### WHAT TO PRODUCE
Write out every line of the material as it stands, apart from the pictures.

### EXERCISE INPUTS
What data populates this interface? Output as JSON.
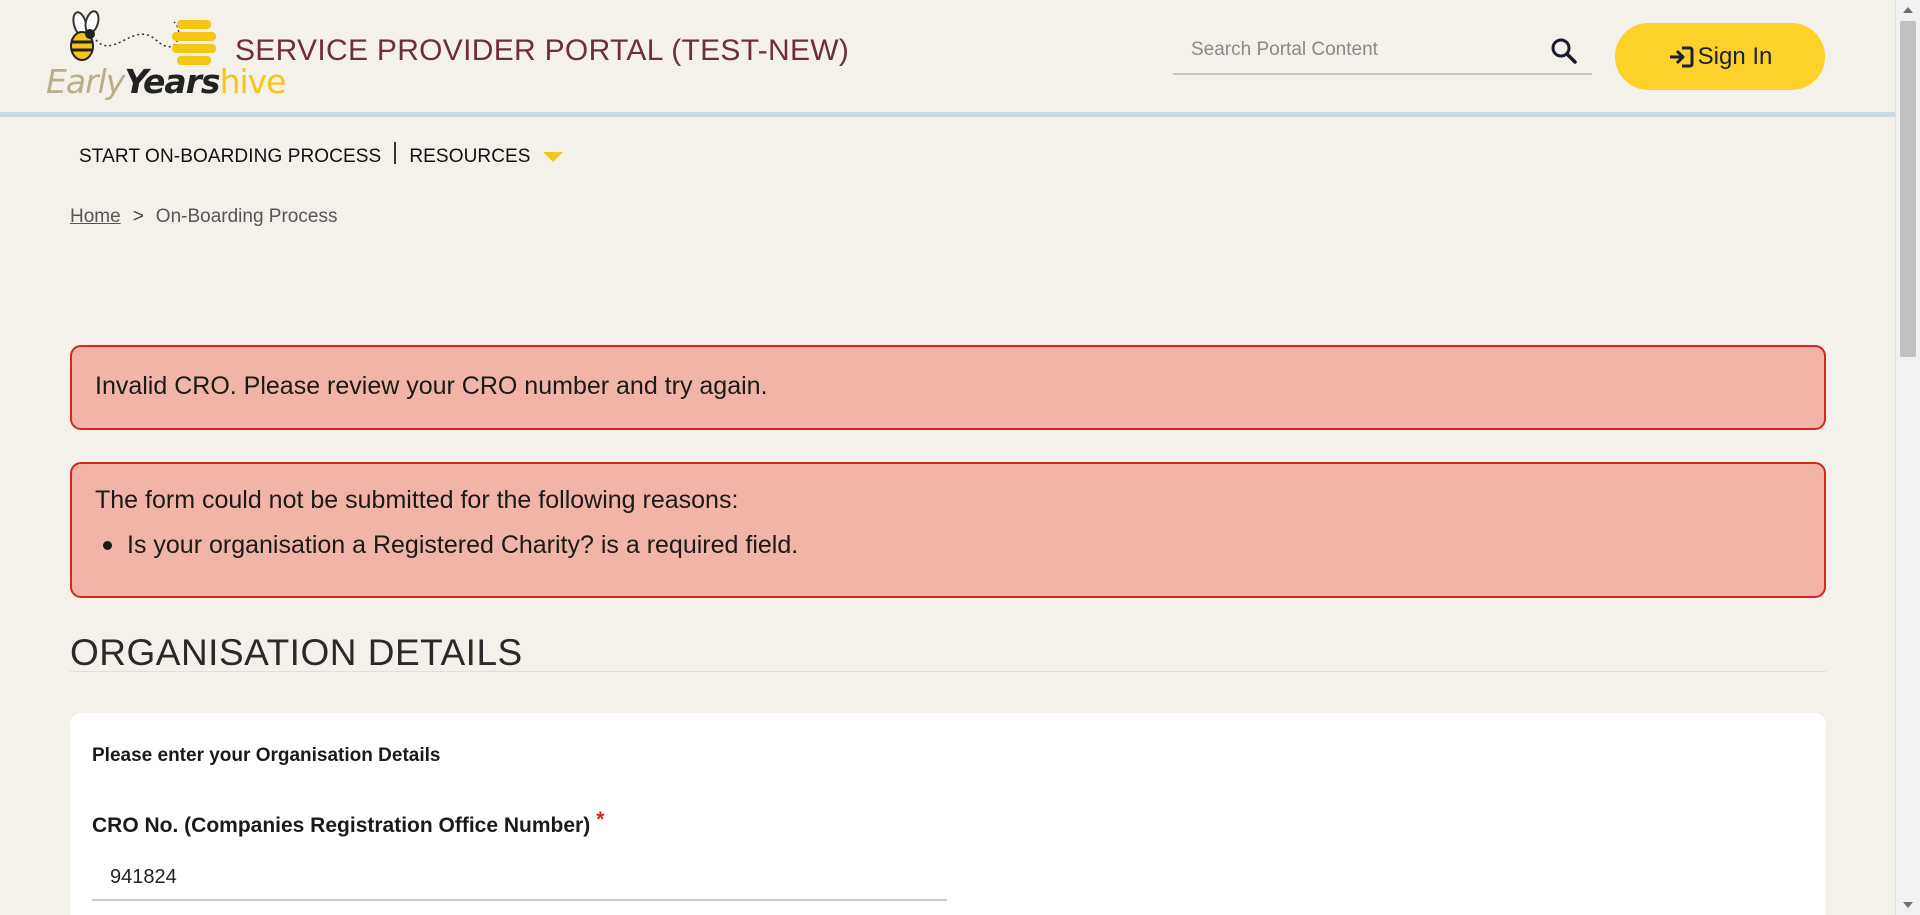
{
  "header": {
    "logo": {
      "early": "Early",
      "years": "Years",
      "hive": "hive"
    },
    "portal_title": "SERVICE PROVIDER PORTAL (TEST-NEW)",
    "search_placeholder": "Search Portal Content",
    "signin_label": "Sign In"
  },
  "nav": {
    "items": [
      {
        "label": "START ON-BOARDING PROCESS"
      },
      {
        "label": "RESOURCES"
      }
    ]
  },
  "breadcrumb": {
    "home": "Home",
    "separator": ">",
    "current": "On-Boarding Process"
  },
  "alerts": {
    "cro_error": "Invalid CRO. Please review your CRO number and try again.",
    "form_error_heading": "The form could not be submitted for the following reasons:",
    "form_error_items": [
      "Is your organisation a Registered Charity? is a required field."
    ]
  },
  "section": {
    "title": "ORGANISATION DETAILS",
    "intro": "Please enter your Organisation Details",
    "cro_label": "CRO No. (Companies Registration Office Number)",
    "required_marker": "*",
    "cro_value": "941824"
  },
  "colors": {
    "brand_yellow": "#fcd12a",
    "title_maroon": "#6e2f3a",
    "alert_bg": "#f2b3a8",
    "alert_border": "#d9241b",
    "page_bg": "#f4f1ea"
  },
  "icons": {
    "search": "search-icon",
    "signin": "sign-in-icon",
    "bee": "bee-logo-icon",
    "dropdown": "caret-down-icon"
  }
}
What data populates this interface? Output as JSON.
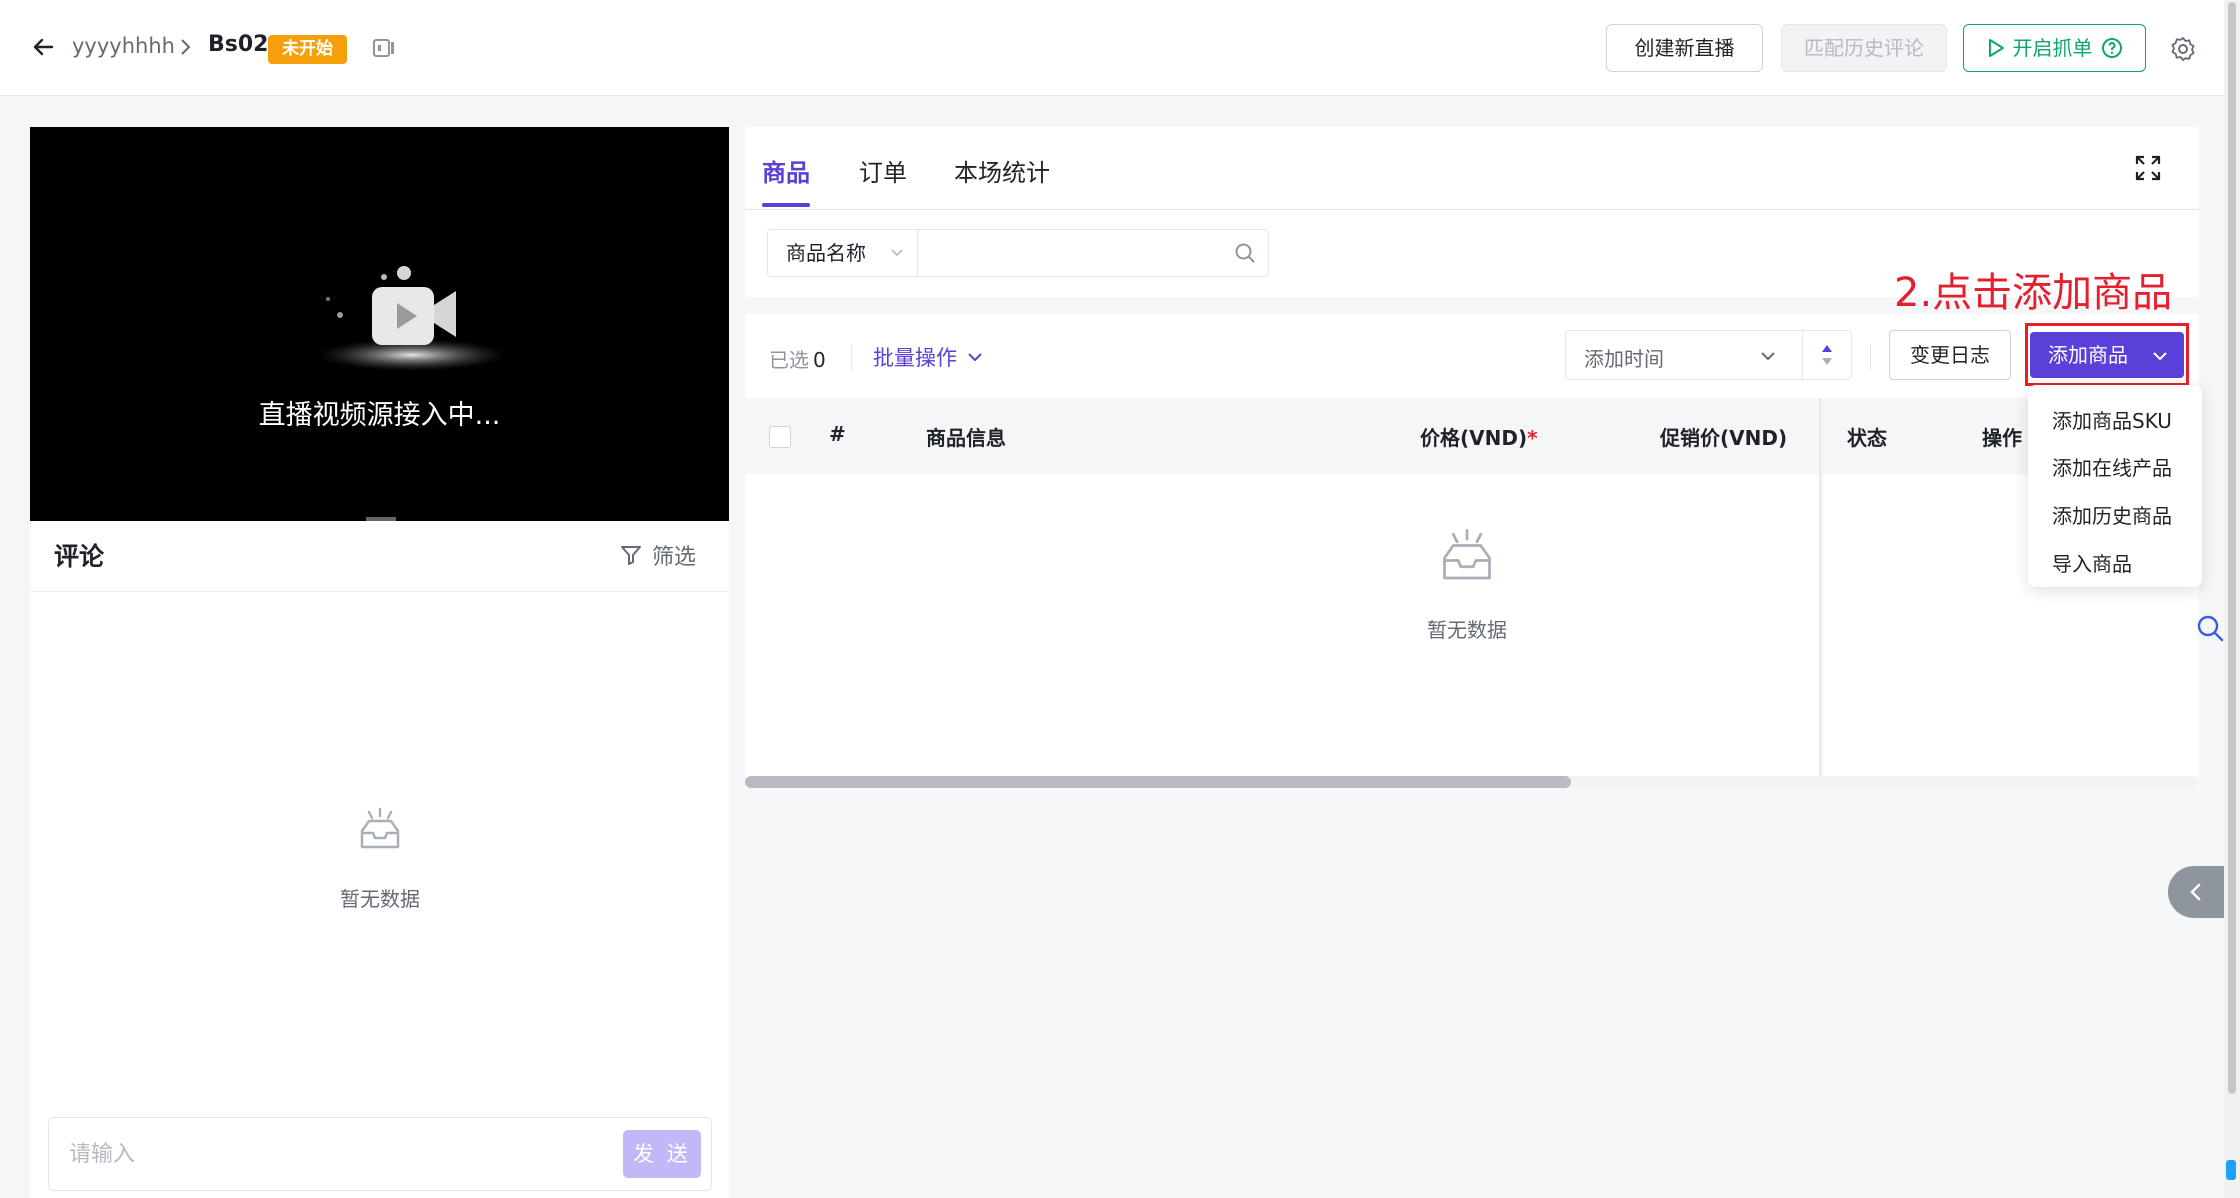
{
  "header": {
    "breadcrumb_root": "yyyyhhhh",
    "breadcrumb_current": "Bs02",
    "status_badge": "未开始",
    "create_live_label": "创建新直播",
    "match_history_label": "匹配历史评论",
    "start_grab_label": "开启抓单"
  },
  "video": {
    "status_text": "直播视频源接入中..."
  },
  "comments": {
    "title": "评论",
    "filter_label": "筛选",
    "empty_text": "暂无数据",
    "input_placeholder": "请输入",
    "send_label": "发 送"
  },
  "products_panel": {
    "tabs": [
      {
        "label": "商品",
        "active": true
      },
      {
        "label": "订单",
        "active": false
      },
      {
        "label": "本场统计",
        "active": false
      }
    ],
    "search_field_select": "商品名称",
    "search_value": "",
    "selected_label": "已选",
    "selected_count": "0",
    "batch_label": "批量操作",
    "sort_label": "添加时间",
    "change_log_label": "变更日志",
    "add_product_label": "添加商品",
    "annotation": "2.点击添加商品",
    "table_headers": {
      "index": "#",
      "info": "商品信息",
      "price": "价格(VND)",
      "price_required": "*",
      "promo_price": "促销价(VND)",
      "status": "状态",
      "actions": "操作"
    },
    "empty_text": "暂无数据",
    "add_menu": [
      "添加商品SKU",
      "添加在线产品",
      "添加历史商品",
      "导入商品"
    ]
  },
  "colors": {
    "accent": "#5b3fd9",
    "warning": "#f5a00a",
    "success": "#10a374",
    "annotation": "#e5202e"
  }
}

### EXPECTED ANSWER
What data populates this interface? Output as JSON.
{
  "header": {
    "logo": {
      "early": "Early",
      "years": "Years",
      "hive": "hive"
    },
    "portal_title": "SERVICE PROVIDER PORTAL (TEST-NEW)",
    "search_placeholder": "Search Portal Content",
    "signin_label": "Sign In"
  },
  "nav": {
    "items": [
      {
        "label": "START ON-BOARDING PROCESS"
      },
      {
        "label": "RESOURCES"
      }
    ]
  },
  "breadcrumb": {
    "home": "Home",
    "separator": ">",
    "current": "On-Boarding Process"
  },
  "alerts": {
    "cro_error": "Invalid CRO. Please review your CRO number and try again.",
    "form_error_heading": "The form could not be submitted for the following reasons:",
    "form_error_items": [
      "Is your organisation a Registered Charity? is a required field."
    ]
  },
  "section": {
    "title": "ORGANISATION DETAILS",
    "intro": "Please enter your Organisation Details",
    "cro_label": "CRO No. (Companies Registration Office Number)",
    "required_marker": "*",
    "cro_value": "941824"
  },
  "colors": {
    "brand_yellow": "#fcd12a",
    "title_maroon": "#6e2f3a",
    "alert_bg": "#f2b3a8",
    "alert_border": "#d9241b",
    "page_bg": "#f4f1ea"
  },
  "icons": {
    "search": "search-icon",
    "signin": "sign-in-icon",
    "bee": "bee-logo-icon",
    "dropdown": "caret-down-icon"
  }
}
What data populates this interface? Output as JSON.
{
  "header": {
    "breadcrumb_root": "yyyyhhhh",
    "breadcrumb_current": "Bs02",
    "status_badge": "未开始",
    "create_live_label": "创建新直播",
    "match_history_label": "匹配历史评论",
    "start_grab_label": "开启抓单"
  },
  "video": {
    "status_text": "直播视频源接入中..."
  },
  "comments": {
    "title": "评论",
    "filter_label": "筛选",
    "empty_text": "暂无数据",
    "input_placeholder": "请输入",
    "send_label": "发 送"
  },
  "products_panel": {
    "tabs": [
      {
        "label": "商品",
        "active": true
      },
      {
        "label": "订单",
        "active": false
      },
      {
        "label": "本场统计",
        "active": false
      }
    ],
    "search_field_select": "商品名称",
    "search_value": "",
    "selected_label": "已选",
    "selected_count": "0",
    "batch_label": "批量操作",
    "sort_label": "添加时间",
    "change_log_label": "变更日志",
    "add_product_label": "添加商品",
    "annotation": "2.点击添加商品",
    "table_headers": {
      "index": "#",
      "info": "商品信息",
      "price": "价格(VND)",
      "price_required": "*",
      "promo_price": "促销价(VND)",
      "status": "状态",
      "actions": "操作"
    },
    "empty_text": "暂无数据",
    "add_menu": [
      "添加商品SKU",
      "添加在线产品",
      "添加历史商品",
      "导入商品"
    ]
  },
  "colors": {
    "accent": "#5b3fd9",
    "warning": "#f5a00a",
    "success": "#10a374",
    "annotation": "#e5202e"
  }
}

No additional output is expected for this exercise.